> **TASK TO CARRY OUT**: Pull each line holding "length" out of the entries below.

> **EXTRACTED ENTRIES**:

======

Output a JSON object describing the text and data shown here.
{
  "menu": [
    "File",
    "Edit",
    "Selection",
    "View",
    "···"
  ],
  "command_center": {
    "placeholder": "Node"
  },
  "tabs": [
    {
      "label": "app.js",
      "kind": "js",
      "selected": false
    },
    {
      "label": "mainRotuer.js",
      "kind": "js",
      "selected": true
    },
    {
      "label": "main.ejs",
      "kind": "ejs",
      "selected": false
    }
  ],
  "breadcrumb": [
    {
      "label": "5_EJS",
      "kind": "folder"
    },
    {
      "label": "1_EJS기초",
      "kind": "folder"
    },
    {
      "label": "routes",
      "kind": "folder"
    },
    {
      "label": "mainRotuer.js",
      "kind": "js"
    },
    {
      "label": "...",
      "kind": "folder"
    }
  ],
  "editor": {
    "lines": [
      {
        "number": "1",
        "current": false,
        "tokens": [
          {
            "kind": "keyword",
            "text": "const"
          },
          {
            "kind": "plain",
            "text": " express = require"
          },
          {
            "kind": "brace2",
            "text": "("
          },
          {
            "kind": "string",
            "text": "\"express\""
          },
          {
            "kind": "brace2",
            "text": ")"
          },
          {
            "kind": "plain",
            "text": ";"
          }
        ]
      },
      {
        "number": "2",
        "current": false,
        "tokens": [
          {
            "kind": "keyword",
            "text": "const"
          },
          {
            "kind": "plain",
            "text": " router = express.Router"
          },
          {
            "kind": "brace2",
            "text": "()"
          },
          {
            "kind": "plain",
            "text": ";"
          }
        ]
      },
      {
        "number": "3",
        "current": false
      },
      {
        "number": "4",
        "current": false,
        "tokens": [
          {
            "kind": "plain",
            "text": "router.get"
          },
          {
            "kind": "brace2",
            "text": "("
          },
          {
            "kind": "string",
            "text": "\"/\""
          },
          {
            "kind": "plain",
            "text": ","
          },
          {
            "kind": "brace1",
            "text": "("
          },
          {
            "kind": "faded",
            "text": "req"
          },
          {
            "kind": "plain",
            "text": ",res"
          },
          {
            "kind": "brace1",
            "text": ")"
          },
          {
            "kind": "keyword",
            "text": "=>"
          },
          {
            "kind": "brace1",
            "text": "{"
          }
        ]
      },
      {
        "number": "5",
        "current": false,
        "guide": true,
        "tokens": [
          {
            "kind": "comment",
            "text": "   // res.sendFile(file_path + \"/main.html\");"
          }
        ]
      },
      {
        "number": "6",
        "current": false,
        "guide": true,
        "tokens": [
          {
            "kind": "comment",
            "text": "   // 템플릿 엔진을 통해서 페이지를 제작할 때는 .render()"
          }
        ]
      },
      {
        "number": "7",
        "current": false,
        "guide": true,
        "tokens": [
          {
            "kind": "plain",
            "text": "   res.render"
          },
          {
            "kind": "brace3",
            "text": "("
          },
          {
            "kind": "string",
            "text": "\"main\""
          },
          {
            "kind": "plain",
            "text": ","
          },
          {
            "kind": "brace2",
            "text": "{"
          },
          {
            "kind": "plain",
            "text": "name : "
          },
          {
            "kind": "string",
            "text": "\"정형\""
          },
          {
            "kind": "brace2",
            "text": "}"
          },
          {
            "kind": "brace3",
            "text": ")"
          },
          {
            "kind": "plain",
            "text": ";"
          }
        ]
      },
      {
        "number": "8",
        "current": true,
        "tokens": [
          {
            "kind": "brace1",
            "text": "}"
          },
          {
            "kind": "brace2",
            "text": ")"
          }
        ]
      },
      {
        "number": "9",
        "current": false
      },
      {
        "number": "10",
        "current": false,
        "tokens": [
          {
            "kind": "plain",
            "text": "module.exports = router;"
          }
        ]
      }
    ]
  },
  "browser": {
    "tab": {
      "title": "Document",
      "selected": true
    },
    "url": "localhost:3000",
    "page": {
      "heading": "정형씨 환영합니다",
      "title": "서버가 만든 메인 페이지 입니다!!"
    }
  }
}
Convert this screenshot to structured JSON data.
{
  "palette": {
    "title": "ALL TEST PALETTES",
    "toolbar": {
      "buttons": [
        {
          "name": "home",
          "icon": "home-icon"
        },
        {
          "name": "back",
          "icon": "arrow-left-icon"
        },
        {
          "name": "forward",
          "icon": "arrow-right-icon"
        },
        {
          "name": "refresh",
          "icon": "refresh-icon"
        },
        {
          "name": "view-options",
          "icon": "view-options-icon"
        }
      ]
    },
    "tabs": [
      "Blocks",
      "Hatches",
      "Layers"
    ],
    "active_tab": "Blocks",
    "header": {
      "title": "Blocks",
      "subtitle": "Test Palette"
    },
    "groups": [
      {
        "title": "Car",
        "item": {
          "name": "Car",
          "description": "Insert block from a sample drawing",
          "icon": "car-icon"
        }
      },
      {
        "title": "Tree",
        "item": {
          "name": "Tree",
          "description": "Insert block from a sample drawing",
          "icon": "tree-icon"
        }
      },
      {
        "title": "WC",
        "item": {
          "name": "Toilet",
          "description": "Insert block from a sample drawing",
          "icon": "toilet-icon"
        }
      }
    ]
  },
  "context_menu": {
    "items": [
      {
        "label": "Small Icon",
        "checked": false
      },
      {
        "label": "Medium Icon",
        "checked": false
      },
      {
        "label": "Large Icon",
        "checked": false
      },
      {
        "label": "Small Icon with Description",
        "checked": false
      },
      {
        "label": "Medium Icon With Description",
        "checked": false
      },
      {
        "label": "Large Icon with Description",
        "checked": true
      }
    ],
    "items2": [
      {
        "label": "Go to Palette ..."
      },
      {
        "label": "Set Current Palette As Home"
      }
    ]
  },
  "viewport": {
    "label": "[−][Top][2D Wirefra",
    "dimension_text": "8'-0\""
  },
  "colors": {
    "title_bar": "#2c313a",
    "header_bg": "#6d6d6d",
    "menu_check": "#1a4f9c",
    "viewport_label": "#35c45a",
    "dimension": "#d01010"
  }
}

======

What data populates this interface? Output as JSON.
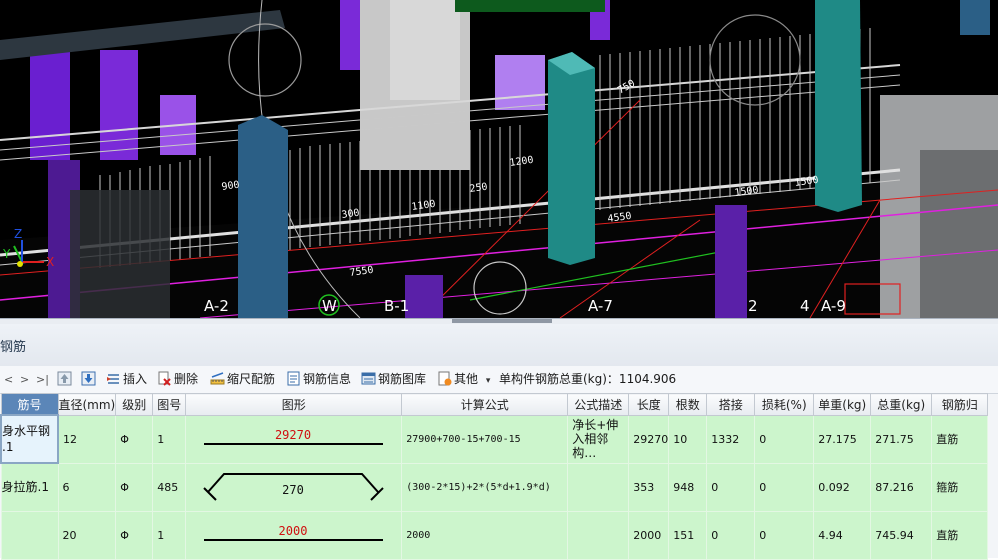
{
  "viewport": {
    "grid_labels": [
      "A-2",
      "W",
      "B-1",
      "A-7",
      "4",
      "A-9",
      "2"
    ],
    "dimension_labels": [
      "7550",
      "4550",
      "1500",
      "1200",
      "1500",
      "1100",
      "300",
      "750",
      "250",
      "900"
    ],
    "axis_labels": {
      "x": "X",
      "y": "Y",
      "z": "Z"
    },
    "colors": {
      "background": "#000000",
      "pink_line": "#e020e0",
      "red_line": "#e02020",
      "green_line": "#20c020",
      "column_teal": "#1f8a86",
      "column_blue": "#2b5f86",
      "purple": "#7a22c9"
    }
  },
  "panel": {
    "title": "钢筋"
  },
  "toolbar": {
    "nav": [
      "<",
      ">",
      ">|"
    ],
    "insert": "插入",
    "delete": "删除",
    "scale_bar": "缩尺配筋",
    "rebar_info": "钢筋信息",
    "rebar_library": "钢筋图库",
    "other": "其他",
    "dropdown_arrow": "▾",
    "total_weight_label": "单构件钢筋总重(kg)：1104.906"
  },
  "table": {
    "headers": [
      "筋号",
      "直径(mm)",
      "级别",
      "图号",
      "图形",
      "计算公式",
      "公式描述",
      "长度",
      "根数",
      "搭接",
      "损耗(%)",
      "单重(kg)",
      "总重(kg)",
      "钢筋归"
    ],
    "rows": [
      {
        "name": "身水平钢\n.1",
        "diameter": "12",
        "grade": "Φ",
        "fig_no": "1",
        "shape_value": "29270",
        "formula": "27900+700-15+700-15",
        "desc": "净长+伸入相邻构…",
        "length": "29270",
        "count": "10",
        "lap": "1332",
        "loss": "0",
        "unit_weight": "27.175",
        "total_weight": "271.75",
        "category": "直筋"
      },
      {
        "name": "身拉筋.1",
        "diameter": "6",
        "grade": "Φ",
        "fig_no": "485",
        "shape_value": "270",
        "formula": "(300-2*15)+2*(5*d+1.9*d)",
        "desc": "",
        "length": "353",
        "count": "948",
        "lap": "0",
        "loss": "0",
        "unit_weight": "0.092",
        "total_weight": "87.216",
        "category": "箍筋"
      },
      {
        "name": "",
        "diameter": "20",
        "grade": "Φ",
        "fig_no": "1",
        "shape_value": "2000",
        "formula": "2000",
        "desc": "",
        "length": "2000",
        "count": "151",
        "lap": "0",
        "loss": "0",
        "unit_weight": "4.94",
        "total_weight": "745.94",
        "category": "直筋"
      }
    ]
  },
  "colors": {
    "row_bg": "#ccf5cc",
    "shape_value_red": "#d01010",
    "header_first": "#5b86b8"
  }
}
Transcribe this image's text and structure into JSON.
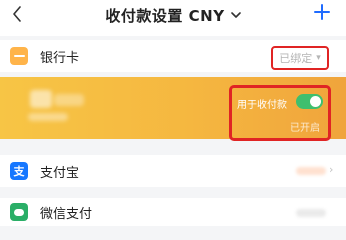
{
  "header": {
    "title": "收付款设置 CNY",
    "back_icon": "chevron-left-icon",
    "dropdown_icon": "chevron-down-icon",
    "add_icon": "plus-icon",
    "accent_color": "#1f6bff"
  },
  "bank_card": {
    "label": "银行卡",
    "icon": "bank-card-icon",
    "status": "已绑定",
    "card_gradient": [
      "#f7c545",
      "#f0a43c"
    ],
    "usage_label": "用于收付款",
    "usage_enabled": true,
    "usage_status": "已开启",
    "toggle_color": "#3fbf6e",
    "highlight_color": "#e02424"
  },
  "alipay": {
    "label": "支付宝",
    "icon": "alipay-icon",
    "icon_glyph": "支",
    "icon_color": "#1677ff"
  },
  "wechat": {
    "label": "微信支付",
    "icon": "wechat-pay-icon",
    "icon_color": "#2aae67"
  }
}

======

> **THE COMPLETED TASK**:
        "length": "29270",
        "length": "353",
        "length": "2000",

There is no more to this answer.